▶ _Given task_: Reproduce the listing below in its entirety. Change nothing.

▶ _Source data_:

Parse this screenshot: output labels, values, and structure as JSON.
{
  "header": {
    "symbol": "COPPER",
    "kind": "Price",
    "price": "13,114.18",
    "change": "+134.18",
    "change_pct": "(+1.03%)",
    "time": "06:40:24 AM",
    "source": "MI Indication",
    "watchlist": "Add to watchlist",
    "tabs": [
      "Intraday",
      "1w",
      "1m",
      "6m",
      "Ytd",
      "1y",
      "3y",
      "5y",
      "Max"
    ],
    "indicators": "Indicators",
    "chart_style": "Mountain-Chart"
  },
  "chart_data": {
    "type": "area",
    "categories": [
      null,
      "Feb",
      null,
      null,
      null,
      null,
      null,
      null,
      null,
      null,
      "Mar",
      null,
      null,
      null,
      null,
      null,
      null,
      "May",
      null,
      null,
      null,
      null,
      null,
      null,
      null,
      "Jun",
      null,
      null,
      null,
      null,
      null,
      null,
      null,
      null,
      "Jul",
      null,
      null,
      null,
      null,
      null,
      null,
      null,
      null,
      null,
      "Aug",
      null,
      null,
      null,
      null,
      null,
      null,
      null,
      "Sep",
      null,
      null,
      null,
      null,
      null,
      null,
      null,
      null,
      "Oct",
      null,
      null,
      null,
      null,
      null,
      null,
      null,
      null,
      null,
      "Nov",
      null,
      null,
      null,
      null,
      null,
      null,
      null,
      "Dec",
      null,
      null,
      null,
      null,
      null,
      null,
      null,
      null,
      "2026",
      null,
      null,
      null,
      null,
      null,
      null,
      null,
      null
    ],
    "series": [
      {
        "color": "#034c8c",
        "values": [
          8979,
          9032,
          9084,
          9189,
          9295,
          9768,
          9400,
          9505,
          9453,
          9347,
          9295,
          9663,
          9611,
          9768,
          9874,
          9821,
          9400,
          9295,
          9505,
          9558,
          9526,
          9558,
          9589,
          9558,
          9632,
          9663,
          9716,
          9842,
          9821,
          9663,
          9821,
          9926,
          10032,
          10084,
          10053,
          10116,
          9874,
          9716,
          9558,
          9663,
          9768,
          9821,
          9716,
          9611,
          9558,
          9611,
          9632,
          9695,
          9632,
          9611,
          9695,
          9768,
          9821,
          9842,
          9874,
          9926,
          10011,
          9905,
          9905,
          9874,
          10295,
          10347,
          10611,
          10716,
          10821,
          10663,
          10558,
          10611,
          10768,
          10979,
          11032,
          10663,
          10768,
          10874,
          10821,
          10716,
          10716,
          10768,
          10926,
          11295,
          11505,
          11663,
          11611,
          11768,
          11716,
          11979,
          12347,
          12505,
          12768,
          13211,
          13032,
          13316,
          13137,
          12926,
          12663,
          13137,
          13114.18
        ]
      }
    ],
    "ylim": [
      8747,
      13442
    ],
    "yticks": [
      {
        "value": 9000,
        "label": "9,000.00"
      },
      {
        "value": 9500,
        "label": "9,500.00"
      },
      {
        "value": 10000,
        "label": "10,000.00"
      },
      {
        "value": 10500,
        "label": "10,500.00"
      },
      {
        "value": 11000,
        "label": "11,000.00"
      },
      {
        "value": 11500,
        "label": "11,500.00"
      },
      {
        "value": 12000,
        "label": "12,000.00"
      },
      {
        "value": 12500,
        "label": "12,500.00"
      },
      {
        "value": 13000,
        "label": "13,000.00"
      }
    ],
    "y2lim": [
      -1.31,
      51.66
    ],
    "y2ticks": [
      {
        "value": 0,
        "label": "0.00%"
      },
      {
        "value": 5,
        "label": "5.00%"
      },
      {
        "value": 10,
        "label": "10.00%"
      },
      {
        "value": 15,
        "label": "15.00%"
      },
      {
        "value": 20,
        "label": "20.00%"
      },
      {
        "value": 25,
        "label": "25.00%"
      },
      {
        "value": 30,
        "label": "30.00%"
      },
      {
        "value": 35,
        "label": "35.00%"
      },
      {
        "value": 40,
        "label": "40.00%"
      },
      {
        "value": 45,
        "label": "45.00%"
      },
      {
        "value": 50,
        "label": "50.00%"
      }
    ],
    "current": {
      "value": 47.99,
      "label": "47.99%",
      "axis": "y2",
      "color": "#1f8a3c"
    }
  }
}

▶ _Correct output_:
Parse this screenshot: output labels, values, and structure as JSON.
{
  "header": {
    "symbol": "COPPER",
    "kind": "Price",
    "price": "13,114.18",
    "change": "+134.18",
    "change_pct": "(+1.03%)",
    "time": "06:40:24 AM",
    "source": "MI Indication",
    "watchlist": "Add to watchlist",
    "tabs": [
      "Intraday",
      "1w",
      "1m",
      "6m",
      "Ytd",
      "1y",
      "3y",
      "5y",
      "Max"
    ],
    "indicators": "Indicators",
    "chart_style": "Mountain-Chart"
  },
  "chart_data": {
    "type": "area",
    "categories": [
      null,
      "Feb",
      null,
      null,
      null,
      null,
      null,
      null,
      null,
      null,
      "Mar",
      null,
      null,
      null,
      null,
      null,
      null,
      "May",
      null,
      null,
      null,
      null,
      null,
      null,
      null,
      "Jun",
      null,
      null,
      null,
      null,
      null,
      null,
      null,
      null,
      "Jul",
      null,
      null,
      null,
      null,
      null,
      null,
      null,
      null,
      null,
      "Aug",
      null,
      null,
      null,
      null,
      null,
      null,
      null,
      "Sep",
      null,
      null,
      null,
      null,
      null,
      null,
      null,
      null,
      "Oct",
      null,
      null,
      null,
      null,
      null,
      null,
      null,
      null,
      null,
      "Nov",
      null,
      null,
      null,
      null,
      null,
      null,
      null,
      "Dec",
      null,
      null,
      null,
      null,
      null,
      null,
      null,
      null,
      "2026",
      null,
      null,
      null,
      null,
      null,
      null,
      null,
      null
    ],
    "series": [
      {
        "color": "#034c8c",
        "values": [
          8979,
          9032,
          9084,
          9189,
          9295,
          9768,
          9400,
          9505,
          9453,
          9347,
          9295,
          9663,
          9611,
          9768,
          9874,
          9821,
          9400,
          9295,
          9505,
          9558,
          9526,
          9558,
          9589,
          9558,
          9632,
          9663,
          9716,
          9842,
          9821,
          9663,
          9821,
          9926,
          10032,
          10084,
          10053,
          10116,
          9874,
          9716,
          9558,
          9663,
          9768,
          9821,
          9716,
          9611,
          9558,
          9611,
          9632,
          9695,
          9632,
          9611,
          9695,
          9768,
          9821,
          9842,
          9874,
          9926,
          10011,
          9905,
          9905,
          9874,
          10295,
          10347,
          10611,
          10716,
          10821,
          10663,
          10558,
          10611,
          10768,
          10979,
          11032,
          10663,
          10768,
          10874,
          10821,
          10716,
          10716,
          10768,
          10926,
          11295,
          11505,
          11663,
          11611,
          11768,
          11716,
          11979,
          12347,
          12505,
          12768,
          13211,
          13032,
          13316,
          13137,
          12926,
          12663,
          13137,
          13114.18
        ]
      }
    ],
    "ylim": [
      8747,
      13442
    ],
    "yticks": [
      {
        "value": 9000,
        "label": "9,000.00"
      },
      {
        "value": 9500,
        "label": "9,500.00"
      },
      {
        "value": 10000,
        "label": "10,000.00"
      },
      {
        "value": 10500,
        "label": "10,500.00"
      },
      {
        "value": 11000,
        "label": "11,000.00"
      },
      {
        "value": 11500,
        "label": "11,500.00"
      },
      {
        "value": 12000,
        "label": "12,000.00"
      },
      {
        "value": 12500,
        "label": "12,500.00"
      },
      {
        "value": 13000,
        "label": "13,000.00"
      }
    ],
    "y2lim": [
      -1.31,
      51.66
    ],
    "y2ticks": [
      {
        "value": 0,
        "label": "0.00%"
      },
      {
        "value": 5,
        "label": "5.00%"
      },
      {
        "value": 10,
        "label": "10.00%"
      },
      {
        "value": 15,
        "label": "15.00%"
      },
      {
        "value": 20,
        "label": "20.00%"
      },
      {
        "value": 25,
        "label": "25.00%"
      },
      {
        "value": 30,
        "label": "30.00%"
      },
      {
        "value": 35,
        "label": "35.00%"
      },
      {
        "value": 40,
        "label": "40.00%"
      },
      {
        "value": 45,
        "label": "45.00%"
      },
      {
        "value": 50,
        "label": "50.00%"
      }
    ],
    "current": {
      "value": 47.99,
      "label": "47.99%",
      "axis": "y2",
      "color": "#1f8a3c"
    }
  }
}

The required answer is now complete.